---------- Data supplied
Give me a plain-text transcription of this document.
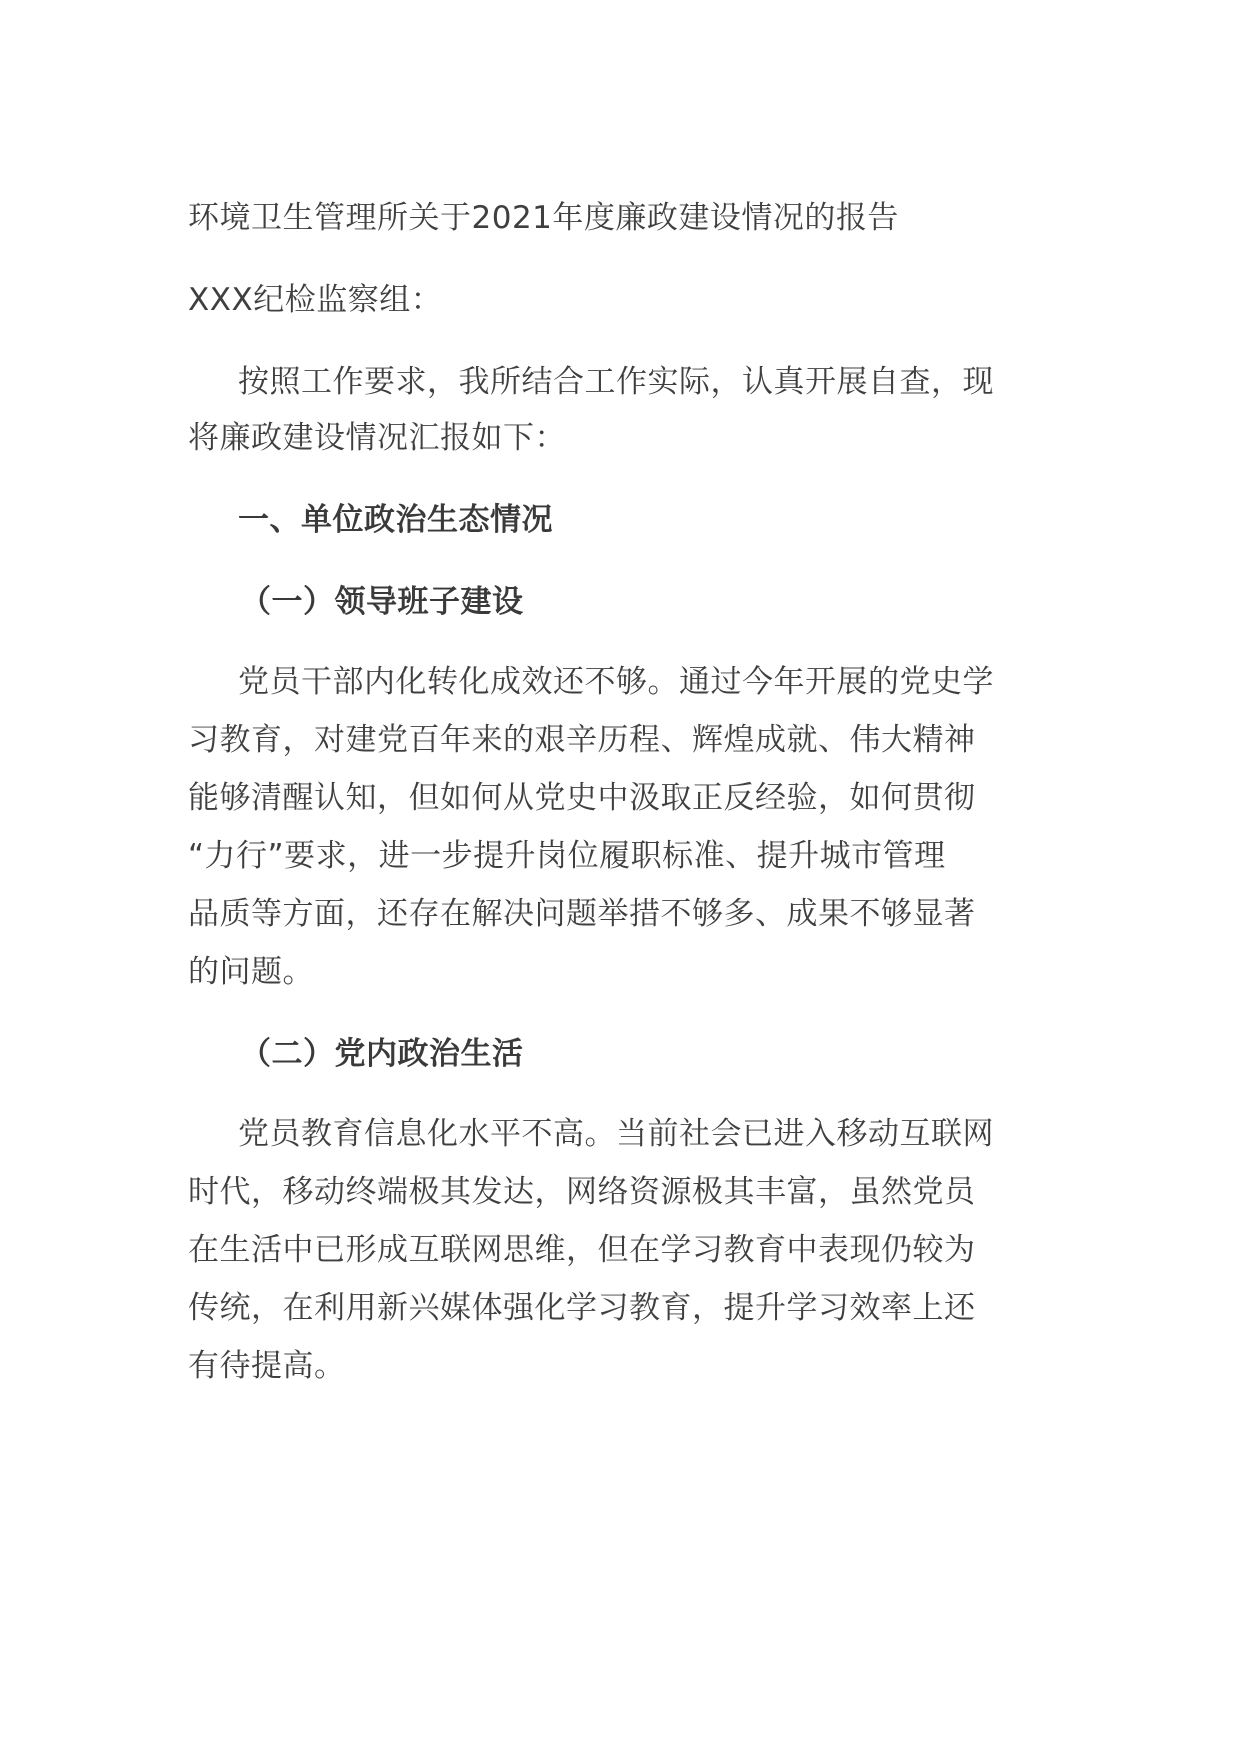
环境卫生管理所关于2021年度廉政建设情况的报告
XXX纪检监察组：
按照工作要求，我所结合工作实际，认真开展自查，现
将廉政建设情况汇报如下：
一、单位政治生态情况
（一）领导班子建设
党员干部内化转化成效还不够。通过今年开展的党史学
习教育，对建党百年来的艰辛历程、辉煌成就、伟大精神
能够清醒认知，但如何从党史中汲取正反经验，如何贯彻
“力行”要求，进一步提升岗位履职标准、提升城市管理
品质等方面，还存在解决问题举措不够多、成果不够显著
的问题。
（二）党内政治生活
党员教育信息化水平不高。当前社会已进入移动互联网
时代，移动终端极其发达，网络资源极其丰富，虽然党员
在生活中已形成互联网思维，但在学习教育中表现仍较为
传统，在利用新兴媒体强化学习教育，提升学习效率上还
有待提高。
--------------------
Write the records above out again exactly, with no pictures in your copy.

● **Task response**:
Give me a plain-text transcription of this document.
环境卫生管理所关于2021年度廉政建设情况的报告
XXX纪检监察组：
按照工作要求，我所结合工作实际，认真开展自查，现
将廉政建设情况汇报如下：
一、单位政治生态情况
（一）领导班子建设
党员干部内化转化成效还不够。通过今年开展的党史学
习教育，对建党百年来的艰辛历程、辉煌成就、伟大精神
能够清醒认知，但如何从党史中汲取正反经验，如何贯彻
“力行”要求，进一步提升岗位履职标准、提升城市管理
品质等方面，还存在解决问题举措不够多、成果不够显著
的问题。
（二）党内政治生活
党员教育信息化水平不高。当前社会已进入移动互联网
时代，移动终端极其发达，网络资源极其丰富，虽然党员
在生活中已形成互联网思维，但在学习教育中表现仍较为
传统，在利用新兴媒体强化学习教育，提升学习效率上还
有待提高。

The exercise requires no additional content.